Job: Extract all lines containing "Club".

[Collection entries]
·····

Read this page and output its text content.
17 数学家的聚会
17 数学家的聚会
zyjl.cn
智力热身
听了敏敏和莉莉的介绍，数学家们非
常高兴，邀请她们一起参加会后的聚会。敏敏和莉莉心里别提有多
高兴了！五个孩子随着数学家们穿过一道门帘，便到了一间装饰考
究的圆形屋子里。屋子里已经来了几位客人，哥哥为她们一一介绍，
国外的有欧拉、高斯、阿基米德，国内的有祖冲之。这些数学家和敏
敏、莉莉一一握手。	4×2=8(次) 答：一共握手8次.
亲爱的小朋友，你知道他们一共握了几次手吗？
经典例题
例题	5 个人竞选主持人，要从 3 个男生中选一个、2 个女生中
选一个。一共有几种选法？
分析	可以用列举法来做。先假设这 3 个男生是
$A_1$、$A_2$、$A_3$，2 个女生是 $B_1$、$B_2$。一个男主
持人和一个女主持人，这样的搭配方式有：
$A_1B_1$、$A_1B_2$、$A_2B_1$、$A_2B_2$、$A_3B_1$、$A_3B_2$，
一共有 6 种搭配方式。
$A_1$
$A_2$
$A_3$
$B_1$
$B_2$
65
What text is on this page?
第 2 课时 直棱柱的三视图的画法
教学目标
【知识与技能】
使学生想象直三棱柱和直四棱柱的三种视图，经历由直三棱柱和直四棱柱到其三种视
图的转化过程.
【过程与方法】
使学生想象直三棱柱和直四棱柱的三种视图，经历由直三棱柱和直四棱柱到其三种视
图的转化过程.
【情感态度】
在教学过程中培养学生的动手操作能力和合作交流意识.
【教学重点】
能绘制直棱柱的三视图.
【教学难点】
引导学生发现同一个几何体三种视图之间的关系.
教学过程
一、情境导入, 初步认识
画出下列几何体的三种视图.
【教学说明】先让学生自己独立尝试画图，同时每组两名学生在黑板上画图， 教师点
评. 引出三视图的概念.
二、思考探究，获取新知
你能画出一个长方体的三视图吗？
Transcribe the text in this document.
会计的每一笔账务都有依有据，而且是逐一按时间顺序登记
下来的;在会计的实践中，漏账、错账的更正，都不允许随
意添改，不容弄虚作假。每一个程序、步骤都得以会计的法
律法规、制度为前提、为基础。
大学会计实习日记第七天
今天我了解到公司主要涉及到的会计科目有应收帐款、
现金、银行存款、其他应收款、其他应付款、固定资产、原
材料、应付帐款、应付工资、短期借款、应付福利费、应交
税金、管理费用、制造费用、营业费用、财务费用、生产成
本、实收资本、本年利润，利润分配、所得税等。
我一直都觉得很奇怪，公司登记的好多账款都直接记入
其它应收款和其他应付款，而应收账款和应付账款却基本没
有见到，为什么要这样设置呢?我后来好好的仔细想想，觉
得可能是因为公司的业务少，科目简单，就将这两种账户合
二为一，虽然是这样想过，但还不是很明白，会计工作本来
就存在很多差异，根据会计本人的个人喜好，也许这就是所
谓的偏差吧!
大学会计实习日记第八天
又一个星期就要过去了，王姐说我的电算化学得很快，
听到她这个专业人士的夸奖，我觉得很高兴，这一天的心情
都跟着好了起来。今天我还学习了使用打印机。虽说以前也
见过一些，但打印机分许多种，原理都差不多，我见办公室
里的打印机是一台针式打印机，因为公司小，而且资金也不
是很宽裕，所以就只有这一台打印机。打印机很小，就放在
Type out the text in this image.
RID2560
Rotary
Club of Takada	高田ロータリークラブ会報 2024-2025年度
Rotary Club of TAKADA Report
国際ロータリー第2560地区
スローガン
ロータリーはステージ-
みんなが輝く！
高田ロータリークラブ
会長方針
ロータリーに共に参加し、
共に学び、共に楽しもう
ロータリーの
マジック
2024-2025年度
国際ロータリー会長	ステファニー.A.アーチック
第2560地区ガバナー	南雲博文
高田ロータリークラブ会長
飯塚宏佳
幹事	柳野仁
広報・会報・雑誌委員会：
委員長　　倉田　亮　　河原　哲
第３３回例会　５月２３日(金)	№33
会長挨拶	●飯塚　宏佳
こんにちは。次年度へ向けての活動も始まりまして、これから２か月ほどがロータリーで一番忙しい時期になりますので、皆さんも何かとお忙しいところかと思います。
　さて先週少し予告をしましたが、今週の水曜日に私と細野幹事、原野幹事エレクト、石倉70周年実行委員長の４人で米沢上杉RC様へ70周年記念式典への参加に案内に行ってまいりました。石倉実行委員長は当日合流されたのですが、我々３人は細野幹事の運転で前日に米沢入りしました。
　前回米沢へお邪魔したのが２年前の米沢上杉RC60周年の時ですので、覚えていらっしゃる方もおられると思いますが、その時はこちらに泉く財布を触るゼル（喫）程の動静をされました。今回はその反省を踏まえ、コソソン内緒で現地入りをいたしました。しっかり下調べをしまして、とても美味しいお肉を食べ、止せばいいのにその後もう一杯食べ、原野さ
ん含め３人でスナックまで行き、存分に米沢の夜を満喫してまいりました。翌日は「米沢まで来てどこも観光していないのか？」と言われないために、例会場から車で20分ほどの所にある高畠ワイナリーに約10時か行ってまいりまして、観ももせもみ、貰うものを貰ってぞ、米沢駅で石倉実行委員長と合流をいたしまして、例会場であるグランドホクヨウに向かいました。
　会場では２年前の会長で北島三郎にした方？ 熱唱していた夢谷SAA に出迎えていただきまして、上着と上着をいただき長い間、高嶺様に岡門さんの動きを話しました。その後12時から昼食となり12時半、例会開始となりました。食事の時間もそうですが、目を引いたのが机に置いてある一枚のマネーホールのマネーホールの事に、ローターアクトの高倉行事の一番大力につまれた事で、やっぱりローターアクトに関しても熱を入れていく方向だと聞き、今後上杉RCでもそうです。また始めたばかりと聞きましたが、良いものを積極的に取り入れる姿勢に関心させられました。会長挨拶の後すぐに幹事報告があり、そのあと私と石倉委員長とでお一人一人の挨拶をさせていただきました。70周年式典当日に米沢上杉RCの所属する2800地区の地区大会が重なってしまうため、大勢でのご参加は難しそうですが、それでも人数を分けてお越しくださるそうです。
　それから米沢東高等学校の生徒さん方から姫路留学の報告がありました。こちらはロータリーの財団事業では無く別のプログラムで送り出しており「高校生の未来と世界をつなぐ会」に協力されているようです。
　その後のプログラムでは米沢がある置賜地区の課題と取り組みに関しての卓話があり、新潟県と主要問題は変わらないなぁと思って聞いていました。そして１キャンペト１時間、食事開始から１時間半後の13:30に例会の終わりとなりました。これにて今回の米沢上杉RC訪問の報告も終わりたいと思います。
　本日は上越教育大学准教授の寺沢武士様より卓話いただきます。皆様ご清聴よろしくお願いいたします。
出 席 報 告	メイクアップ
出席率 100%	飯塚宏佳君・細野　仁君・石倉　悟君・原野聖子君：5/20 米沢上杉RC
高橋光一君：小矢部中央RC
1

·····

The solution:
Club of Takada	高田ロータリークラブ会報 2024-2025年度
Rotary Club of TAKADA Report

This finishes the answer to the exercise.